Stored items
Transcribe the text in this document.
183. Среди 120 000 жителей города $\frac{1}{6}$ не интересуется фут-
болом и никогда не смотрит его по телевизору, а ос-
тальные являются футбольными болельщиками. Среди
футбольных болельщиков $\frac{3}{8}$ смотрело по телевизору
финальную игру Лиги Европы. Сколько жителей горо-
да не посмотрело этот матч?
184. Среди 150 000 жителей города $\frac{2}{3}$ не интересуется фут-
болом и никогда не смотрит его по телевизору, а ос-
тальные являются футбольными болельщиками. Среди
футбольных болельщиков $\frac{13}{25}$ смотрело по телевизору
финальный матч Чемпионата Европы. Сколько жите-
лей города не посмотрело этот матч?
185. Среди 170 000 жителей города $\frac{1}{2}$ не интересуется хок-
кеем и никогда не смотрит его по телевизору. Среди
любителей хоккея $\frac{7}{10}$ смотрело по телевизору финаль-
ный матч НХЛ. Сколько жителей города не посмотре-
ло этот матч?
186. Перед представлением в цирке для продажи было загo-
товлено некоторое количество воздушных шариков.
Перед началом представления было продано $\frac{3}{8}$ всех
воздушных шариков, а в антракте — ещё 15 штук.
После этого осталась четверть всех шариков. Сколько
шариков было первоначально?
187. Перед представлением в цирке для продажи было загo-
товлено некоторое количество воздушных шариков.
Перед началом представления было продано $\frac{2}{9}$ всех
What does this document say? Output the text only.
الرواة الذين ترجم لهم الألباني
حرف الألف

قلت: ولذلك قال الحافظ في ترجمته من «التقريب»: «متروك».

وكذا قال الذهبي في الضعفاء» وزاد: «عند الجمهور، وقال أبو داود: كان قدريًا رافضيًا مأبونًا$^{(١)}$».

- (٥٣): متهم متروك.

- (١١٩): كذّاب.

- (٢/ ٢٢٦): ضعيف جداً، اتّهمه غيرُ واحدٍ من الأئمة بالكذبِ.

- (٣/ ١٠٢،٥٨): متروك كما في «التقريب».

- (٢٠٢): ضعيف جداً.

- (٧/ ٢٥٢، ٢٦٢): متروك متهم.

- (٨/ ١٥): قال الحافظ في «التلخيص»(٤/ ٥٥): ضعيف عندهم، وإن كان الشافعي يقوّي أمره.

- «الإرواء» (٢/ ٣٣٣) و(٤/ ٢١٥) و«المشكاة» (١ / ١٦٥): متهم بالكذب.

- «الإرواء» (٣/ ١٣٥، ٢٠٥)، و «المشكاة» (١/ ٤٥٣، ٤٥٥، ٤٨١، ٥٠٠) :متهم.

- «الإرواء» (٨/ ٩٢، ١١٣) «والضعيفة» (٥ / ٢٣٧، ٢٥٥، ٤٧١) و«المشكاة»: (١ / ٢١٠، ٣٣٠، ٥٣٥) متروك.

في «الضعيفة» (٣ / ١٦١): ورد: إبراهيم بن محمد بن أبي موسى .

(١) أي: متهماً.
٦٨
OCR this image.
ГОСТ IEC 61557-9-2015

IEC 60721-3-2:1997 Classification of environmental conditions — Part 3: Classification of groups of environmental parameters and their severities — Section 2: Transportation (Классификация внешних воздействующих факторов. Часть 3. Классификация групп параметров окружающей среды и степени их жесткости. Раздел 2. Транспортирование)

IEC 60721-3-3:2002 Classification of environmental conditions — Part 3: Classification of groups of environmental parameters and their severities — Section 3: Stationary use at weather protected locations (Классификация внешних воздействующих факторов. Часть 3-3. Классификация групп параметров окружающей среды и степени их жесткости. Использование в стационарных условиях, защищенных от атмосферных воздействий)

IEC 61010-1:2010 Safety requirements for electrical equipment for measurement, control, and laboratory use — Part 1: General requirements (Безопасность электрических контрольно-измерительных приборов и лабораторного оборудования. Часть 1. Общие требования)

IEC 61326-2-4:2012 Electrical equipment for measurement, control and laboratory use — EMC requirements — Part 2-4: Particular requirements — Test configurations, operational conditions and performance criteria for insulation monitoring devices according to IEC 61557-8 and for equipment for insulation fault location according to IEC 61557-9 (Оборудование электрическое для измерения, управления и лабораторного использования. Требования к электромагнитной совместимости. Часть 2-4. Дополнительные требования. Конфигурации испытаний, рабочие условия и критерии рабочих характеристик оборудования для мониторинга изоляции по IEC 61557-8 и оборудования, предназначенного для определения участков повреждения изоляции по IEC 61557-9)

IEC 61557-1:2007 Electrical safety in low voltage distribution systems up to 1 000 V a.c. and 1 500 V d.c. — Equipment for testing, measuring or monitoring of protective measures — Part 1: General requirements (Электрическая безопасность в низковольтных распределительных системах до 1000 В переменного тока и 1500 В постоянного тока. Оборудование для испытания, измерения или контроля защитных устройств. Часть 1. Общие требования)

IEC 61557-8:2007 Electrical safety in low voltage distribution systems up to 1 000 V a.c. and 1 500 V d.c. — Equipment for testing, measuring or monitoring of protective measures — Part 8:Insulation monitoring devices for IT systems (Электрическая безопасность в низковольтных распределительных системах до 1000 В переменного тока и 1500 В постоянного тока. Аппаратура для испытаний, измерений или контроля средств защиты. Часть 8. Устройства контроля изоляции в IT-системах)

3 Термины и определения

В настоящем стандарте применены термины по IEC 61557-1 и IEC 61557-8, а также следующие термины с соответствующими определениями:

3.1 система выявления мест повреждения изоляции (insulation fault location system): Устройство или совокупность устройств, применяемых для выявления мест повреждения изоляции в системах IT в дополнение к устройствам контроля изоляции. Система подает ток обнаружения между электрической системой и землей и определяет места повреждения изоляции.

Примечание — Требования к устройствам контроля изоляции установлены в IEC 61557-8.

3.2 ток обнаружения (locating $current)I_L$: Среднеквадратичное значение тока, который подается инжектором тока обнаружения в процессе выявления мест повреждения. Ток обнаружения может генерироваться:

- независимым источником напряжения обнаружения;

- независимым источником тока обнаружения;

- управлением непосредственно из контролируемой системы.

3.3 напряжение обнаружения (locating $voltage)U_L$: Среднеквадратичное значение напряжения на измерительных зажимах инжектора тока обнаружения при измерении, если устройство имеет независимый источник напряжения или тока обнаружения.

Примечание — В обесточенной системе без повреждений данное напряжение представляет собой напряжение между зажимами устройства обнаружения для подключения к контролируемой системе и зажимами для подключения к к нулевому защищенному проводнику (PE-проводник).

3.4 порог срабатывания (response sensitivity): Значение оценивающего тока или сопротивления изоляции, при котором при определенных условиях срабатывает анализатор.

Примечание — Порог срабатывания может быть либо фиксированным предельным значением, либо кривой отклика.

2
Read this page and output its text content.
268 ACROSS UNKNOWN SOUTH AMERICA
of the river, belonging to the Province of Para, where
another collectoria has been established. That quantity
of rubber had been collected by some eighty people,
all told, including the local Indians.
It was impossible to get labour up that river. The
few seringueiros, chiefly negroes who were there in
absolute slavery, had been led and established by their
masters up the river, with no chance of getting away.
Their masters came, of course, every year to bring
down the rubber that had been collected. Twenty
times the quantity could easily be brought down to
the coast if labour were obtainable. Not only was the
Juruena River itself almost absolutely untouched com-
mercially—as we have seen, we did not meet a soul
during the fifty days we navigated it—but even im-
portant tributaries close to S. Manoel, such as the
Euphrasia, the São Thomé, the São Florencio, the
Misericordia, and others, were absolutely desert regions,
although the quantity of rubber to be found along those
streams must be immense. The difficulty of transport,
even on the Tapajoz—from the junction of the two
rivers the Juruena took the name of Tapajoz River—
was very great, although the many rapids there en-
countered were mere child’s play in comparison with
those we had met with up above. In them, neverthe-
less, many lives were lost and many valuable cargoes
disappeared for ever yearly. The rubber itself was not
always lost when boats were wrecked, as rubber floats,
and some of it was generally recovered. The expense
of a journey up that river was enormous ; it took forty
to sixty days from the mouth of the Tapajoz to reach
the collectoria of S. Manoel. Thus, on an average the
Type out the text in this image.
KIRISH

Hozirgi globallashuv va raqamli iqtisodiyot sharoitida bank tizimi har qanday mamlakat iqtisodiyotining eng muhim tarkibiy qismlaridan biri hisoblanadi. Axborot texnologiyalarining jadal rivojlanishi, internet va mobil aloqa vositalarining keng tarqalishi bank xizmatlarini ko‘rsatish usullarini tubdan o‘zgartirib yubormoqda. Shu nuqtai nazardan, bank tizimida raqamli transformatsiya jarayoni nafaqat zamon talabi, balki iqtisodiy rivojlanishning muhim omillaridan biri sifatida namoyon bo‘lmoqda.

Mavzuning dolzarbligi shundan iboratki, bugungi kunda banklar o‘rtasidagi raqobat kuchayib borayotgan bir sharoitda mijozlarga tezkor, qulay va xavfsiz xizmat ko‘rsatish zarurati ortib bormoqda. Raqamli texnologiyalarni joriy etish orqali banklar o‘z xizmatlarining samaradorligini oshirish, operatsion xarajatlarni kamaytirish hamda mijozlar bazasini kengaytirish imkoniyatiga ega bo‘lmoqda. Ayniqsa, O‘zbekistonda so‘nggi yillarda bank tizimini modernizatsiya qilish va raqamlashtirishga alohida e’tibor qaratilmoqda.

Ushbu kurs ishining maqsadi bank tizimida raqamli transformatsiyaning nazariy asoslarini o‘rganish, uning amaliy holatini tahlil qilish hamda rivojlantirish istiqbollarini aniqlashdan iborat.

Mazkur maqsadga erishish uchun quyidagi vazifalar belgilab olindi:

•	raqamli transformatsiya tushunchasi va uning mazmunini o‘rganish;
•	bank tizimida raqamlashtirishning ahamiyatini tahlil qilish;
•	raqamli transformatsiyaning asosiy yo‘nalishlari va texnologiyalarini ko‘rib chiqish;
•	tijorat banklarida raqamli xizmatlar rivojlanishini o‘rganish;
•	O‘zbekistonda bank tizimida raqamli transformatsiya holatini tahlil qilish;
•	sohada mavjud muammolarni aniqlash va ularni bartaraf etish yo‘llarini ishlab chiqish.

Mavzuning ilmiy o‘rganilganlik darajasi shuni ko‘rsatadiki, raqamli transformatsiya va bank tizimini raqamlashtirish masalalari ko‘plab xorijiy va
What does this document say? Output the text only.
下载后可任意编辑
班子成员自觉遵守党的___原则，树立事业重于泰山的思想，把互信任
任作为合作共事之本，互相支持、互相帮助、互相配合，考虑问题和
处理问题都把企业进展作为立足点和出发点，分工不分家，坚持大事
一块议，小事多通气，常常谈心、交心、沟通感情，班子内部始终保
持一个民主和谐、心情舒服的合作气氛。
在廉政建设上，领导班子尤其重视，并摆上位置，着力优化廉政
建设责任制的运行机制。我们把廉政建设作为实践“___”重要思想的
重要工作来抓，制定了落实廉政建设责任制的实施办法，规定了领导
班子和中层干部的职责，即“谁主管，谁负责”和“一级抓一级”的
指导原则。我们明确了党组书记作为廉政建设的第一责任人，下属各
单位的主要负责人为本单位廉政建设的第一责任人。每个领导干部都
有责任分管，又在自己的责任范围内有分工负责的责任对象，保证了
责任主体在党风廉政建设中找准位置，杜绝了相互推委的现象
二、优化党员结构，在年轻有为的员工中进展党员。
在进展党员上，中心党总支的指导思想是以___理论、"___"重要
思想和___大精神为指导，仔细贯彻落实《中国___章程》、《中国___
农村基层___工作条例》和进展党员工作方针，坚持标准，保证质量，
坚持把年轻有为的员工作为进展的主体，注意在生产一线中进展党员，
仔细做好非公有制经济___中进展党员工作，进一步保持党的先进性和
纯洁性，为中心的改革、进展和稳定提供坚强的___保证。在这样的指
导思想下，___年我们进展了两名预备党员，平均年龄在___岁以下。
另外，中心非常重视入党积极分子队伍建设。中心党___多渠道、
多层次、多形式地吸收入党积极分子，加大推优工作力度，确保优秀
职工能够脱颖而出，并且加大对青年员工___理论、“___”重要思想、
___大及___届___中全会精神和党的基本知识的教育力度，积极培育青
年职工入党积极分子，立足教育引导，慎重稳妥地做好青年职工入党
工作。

SHORT TASK - Looking back at the lines above, state how many contain the word "المشكاة", and supply nothing besides the number.

CORRECT ANSWER - 3